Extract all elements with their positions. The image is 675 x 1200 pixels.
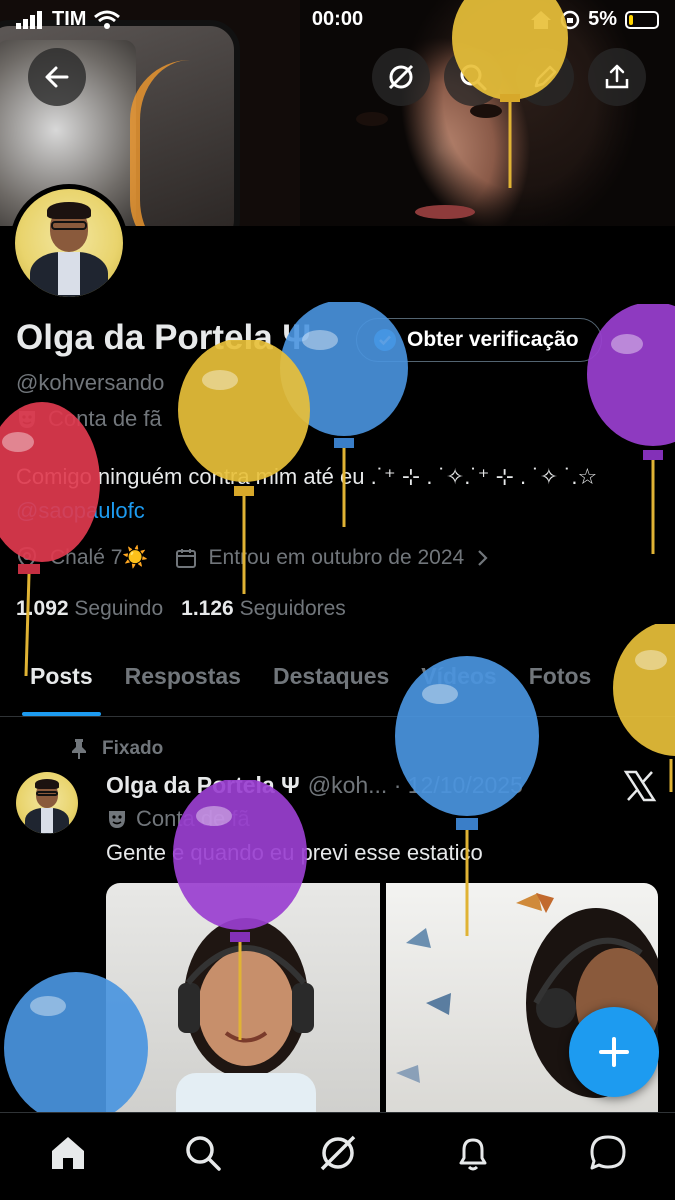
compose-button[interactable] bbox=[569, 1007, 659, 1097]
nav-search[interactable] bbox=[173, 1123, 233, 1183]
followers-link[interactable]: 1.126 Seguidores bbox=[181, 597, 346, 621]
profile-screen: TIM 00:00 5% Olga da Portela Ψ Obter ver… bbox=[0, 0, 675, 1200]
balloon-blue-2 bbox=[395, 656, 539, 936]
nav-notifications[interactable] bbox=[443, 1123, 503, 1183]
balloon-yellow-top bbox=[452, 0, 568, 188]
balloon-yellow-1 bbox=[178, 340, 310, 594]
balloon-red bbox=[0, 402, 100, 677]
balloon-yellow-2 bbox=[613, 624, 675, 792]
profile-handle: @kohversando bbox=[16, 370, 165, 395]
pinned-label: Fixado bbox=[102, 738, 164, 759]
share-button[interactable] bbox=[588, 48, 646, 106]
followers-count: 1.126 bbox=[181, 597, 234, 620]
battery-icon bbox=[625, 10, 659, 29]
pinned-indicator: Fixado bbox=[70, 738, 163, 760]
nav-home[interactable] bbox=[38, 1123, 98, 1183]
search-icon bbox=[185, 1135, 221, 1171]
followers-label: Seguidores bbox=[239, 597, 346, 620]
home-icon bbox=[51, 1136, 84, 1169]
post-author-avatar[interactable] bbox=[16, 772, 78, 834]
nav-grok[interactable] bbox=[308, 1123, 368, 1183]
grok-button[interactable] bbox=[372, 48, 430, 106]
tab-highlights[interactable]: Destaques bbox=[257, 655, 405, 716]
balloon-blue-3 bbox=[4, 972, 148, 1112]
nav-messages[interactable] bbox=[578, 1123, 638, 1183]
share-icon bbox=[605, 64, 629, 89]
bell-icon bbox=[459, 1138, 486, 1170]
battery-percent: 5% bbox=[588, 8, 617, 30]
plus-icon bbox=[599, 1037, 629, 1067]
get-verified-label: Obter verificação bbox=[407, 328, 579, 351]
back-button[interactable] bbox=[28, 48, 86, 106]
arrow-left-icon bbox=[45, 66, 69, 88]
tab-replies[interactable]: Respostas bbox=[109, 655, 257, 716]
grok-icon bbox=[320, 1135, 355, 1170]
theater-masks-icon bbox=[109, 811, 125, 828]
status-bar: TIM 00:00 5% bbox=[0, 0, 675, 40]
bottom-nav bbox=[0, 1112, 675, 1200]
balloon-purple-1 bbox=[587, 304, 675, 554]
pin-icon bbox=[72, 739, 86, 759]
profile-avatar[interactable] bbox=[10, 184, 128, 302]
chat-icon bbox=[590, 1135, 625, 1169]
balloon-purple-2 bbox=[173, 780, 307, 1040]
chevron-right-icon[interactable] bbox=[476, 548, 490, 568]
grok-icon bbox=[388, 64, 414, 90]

▸ Job: Please set down the material above line for line and unchanged, leaving out the picture.

▸ Response to this task:
Extract all elements with their positions. The image is 675 x 1200 pixels.
compose-button[interactable] bbox=[569, 1007, 659, 1097]
nav-search[interactable] bbox=[173, 1123, 233, 1183]
followers-link[interactable]: 1.126 Seguidores bbox=[181, 597, 346, 621]
profile-screen: TIM 00:00 5% Olga da Portela Ψ Obter ver… bbox=[0, 0, 675, 1200]
balloon-blue-2 bbox=[395, 656, 539, 936]
nav-notifications[interactable] bbox=[443, 1123, 503, 1183]
balloon-yellow-top bbox=[452, 0, 568, 188]
balloon-yellow-1 bbox=[178, 340, 310, 594]
balloon-red bbox=[0, 402, 100, 677]
balloon-yellow-2 bbox=[613, 624, 675, 792]
profile-handle: @kohversando bbox=[16, 370, 165, 395]
pinned-label: Fixado bbox=[102, 738, 164, 759]
share-button[interactable] bbox=[588, 48, 646, 106]
followers-count: 1.126 bbox=[181, 597, 234, 620]
battery-icon bbox=[625, 10, 659, 29]
pinned-indicator: Fixado bbox=[70, 738, 163, 760]
nav-home[interactable] bbox=[38, 1123, 98, 1183]
search-icon bbox=[185, 1135, 221, 1171]
followers-label: Seguidores bbox=[239, 597, 346, 620]
home-icon bbox=[51, 1136, 84, 1169]
post-author-avatar[interactable] bbox=[16, 772, 78, 834]
nav-grok[interactable] bbox=[308, 1123, 368, 1183]
grok-button[interactable] bbox=[372, 48, 430, 106]
tab-highlights[interactable]: Destaques bbox=[257, 655, 405, 716]
balloon-blue-3 bbox=[4, 972, 148, 1112]
nav-messages[interactable] bbox=[578, 1123, 638, 1183]
share-icon bbox=[605, 64, 629, 89]
bell-icon bbox=[459, 1138, 486, 1170]
battery-percent: 5% bbox=[588, 8, 617, 30]
plus-icon bbox=[599, 1037, 629, 1067]
get-verified-label: Obter verificação bbox=[407, 328, 579, 351]
back-button[interactable] bbox=[28, 48, 86, 106]
arrow-left-icon bbox=[45, 66, 69, 88]
tab-replies[interactable]: Respostas bbox=[109, 655, 257, 716]
grok-icon bbox=[320, 1135, 355, 1170]
theater-masks-icon bbox=[109, 811, 125, 828]
status-bar: TIM 00:00 5% bbox=[0, 0, 675, 40]
bottom-nav bbox=[0, 1112, 675, 1200]
balloon-purple-1 bbox=[587, 304, 675, 554]
pin-icon bbox=[72, 739, 86, 759]
profile-avatar[interactable] bbox=[10, 184, 128, 302]
chat-icon bbox=[590, 1135, 625, 1169]
balloon-purple-2 bbox=[173, 780, 307, 1040]
chevron-right-icon[interactable] bbox=[476, 548, 490, 568]
grok-icon bbox=[388, 64, 414, 90]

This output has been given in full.